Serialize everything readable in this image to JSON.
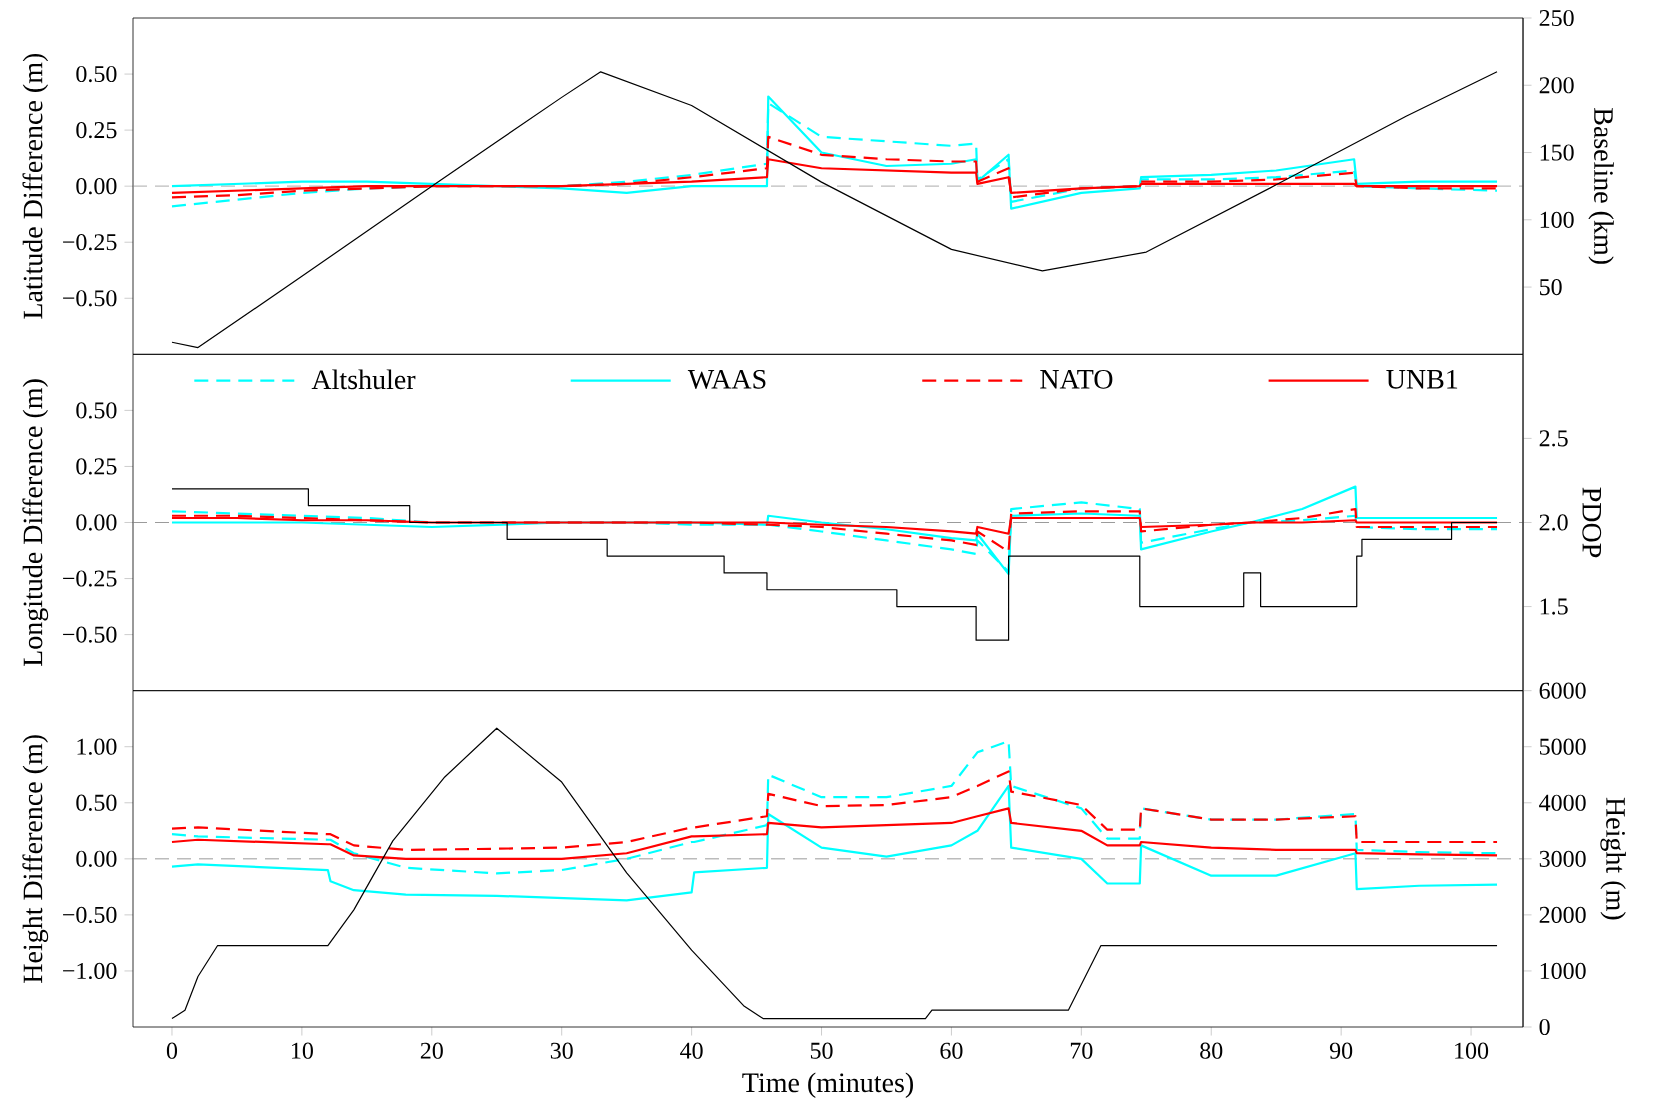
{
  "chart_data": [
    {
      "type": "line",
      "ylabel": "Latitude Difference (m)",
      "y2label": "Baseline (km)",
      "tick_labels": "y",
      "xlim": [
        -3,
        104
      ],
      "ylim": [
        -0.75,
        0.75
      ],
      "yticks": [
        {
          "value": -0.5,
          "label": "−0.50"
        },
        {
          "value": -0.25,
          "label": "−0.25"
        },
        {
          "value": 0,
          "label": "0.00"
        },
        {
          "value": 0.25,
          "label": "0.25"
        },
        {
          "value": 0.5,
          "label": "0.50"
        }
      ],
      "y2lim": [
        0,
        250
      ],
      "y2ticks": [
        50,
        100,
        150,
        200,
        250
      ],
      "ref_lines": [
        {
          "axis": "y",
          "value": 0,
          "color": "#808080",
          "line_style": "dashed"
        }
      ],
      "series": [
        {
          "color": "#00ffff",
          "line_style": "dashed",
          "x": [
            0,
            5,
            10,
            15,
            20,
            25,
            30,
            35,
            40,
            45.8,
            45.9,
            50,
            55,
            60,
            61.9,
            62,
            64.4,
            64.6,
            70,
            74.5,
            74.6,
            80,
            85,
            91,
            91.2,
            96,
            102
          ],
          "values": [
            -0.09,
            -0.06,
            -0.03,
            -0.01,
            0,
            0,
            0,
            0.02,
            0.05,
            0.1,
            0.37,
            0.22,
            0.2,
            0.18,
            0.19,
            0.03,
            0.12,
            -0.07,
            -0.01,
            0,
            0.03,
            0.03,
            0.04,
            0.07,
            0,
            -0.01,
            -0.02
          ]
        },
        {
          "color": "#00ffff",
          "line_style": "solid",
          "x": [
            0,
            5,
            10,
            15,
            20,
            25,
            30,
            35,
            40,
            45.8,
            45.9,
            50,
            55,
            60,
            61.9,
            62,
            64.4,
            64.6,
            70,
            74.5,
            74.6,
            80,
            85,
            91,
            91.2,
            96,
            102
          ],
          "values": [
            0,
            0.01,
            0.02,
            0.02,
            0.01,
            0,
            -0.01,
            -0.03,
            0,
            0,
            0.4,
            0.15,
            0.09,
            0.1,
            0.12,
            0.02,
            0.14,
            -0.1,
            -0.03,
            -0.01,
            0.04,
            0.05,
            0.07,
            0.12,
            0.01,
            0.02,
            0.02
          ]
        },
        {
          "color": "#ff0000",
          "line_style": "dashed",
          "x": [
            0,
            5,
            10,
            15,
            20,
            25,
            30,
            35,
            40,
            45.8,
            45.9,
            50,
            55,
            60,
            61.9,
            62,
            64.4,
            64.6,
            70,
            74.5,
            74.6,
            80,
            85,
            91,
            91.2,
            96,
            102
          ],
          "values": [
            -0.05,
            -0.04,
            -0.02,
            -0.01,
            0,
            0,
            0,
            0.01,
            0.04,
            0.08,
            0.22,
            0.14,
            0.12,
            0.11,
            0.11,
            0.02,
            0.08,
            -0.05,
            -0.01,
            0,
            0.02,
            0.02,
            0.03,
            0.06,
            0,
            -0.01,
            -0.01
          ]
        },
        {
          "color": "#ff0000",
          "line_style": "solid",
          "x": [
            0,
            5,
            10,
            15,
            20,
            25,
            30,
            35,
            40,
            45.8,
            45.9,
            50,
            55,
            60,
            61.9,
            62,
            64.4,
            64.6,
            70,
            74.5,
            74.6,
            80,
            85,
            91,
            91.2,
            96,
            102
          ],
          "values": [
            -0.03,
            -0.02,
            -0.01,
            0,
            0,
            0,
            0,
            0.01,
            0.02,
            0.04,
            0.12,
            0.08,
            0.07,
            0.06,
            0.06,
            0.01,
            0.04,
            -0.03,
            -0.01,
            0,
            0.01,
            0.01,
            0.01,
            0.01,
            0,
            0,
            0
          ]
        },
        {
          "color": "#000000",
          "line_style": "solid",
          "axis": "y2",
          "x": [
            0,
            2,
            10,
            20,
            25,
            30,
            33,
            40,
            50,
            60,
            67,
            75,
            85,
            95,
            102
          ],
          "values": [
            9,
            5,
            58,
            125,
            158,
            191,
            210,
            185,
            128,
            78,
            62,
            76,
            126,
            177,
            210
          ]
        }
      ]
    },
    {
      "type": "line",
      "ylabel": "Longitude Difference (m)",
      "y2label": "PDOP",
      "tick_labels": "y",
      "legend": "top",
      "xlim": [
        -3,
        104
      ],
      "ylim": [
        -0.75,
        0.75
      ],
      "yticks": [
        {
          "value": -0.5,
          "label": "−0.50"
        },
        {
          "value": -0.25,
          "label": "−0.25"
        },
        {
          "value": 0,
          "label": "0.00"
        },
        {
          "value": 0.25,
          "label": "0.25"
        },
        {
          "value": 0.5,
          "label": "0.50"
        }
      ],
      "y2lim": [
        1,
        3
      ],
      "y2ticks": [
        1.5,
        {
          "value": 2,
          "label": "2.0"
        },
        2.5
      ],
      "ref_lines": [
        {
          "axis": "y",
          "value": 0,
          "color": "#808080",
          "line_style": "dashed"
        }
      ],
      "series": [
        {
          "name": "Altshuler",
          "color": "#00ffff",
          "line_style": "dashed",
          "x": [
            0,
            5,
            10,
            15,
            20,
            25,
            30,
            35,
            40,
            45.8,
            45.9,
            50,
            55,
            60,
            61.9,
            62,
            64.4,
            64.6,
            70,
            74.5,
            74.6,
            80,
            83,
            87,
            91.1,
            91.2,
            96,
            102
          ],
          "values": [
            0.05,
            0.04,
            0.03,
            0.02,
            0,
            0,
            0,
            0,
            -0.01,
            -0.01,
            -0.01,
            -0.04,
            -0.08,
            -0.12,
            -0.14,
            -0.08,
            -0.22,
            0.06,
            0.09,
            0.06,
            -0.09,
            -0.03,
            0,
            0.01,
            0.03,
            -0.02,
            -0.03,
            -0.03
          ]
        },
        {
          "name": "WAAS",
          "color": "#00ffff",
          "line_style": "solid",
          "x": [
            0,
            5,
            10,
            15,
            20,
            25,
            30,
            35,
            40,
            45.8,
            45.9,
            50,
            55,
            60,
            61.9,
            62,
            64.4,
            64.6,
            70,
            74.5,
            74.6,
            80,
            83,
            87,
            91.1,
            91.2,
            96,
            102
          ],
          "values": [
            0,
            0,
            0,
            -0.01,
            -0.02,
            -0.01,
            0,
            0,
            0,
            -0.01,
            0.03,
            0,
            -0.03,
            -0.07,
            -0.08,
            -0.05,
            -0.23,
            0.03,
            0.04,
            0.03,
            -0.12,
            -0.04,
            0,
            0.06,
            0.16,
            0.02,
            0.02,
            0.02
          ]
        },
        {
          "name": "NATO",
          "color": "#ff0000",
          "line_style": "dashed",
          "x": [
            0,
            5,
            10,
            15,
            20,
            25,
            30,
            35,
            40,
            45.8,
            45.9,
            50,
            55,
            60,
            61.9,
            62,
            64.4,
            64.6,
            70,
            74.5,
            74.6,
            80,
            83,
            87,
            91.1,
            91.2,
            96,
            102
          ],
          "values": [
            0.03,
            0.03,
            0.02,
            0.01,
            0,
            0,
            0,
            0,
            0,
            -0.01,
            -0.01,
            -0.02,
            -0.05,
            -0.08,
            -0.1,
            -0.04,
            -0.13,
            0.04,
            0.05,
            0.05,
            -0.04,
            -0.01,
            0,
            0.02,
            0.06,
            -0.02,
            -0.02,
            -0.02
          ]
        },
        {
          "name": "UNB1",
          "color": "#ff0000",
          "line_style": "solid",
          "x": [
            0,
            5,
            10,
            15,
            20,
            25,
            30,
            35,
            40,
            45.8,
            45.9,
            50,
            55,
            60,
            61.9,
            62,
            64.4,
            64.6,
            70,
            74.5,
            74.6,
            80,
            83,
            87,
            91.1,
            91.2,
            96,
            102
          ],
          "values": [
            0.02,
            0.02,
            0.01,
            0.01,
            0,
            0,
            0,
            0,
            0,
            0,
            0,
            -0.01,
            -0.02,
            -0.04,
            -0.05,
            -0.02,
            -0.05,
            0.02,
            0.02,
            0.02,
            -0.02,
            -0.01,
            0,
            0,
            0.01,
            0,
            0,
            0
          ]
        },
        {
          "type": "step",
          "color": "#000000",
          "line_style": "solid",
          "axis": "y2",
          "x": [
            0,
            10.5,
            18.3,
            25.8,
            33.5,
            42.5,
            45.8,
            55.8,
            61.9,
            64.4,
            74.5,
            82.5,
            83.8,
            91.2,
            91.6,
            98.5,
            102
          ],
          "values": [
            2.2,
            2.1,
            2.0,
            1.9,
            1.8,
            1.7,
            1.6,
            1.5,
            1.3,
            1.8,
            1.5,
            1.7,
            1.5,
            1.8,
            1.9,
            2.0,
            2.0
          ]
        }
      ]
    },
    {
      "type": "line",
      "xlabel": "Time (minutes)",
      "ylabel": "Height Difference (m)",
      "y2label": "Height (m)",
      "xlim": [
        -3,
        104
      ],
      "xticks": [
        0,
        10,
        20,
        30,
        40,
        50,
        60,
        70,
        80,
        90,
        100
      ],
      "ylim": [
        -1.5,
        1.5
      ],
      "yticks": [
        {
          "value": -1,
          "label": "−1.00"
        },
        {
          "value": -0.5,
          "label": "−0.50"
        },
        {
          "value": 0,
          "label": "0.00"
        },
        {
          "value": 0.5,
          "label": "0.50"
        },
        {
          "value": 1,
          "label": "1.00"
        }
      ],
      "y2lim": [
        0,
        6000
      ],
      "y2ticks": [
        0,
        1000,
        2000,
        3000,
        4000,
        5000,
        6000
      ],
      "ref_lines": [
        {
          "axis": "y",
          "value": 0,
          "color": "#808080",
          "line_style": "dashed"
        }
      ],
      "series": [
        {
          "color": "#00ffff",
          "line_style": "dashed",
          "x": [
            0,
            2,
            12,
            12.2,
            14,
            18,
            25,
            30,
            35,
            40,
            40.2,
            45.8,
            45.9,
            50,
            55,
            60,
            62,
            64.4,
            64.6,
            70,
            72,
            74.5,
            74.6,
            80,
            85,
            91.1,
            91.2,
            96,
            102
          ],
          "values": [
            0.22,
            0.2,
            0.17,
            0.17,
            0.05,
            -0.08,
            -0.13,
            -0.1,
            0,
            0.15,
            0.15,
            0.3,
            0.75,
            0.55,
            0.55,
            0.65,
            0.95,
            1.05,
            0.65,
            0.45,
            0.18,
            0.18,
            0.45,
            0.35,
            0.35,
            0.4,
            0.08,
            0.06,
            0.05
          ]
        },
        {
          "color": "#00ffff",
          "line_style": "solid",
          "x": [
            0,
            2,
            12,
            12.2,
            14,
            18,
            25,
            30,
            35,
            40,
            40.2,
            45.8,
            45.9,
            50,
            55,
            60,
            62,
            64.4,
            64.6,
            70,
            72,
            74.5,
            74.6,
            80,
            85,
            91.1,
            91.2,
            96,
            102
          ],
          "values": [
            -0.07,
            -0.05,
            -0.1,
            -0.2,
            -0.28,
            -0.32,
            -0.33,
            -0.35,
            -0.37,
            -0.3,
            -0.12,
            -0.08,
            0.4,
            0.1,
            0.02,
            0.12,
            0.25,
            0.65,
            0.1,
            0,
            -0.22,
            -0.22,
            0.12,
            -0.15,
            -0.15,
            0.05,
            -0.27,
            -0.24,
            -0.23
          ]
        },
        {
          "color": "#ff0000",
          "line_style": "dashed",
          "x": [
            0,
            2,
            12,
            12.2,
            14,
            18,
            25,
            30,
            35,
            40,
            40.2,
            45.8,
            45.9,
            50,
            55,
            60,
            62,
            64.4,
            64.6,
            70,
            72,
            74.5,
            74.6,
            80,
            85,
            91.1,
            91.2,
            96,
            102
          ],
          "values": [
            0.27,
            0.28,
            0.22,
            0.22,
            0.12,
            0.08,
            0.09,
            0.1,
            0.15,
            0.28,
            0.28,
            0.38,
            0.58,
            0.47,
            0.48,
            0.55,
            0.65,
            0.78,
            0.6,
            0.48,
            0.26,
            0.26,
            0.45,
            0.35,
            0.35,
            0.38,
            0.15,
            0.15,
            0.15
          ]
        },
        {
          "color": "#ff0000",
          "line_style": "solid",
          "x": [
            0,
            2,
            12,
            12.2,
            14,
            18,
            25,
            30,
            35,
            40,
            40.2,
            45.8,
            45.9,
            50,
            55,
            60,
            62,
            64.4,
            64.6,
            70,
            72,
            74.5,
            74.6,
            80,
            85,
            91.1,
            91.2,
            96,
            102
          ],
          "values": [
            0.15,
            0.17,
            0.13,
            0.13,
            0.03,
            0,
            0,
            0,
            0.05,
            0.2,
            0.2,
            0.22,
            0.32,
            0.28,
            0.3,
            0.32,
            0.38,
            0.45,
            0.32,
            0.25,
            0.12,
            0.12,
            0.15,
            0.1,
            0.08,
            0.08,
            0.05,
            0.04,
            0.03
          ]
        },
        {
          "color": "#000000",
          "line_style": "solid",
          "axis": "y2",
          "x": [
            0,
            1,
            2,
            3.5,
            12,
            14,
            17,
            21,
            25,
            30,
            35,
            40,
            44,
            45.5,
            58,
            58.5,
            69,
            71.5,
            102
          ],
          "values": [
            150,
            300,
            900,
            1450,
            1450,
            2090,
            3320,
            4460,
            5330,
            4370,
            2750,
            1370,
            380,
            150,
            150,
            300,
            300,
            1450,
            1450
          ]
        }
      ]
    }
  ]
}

Task brief:
For the records above, state how many lines include the string "name", giving the number and nothing else.

Complete output:
4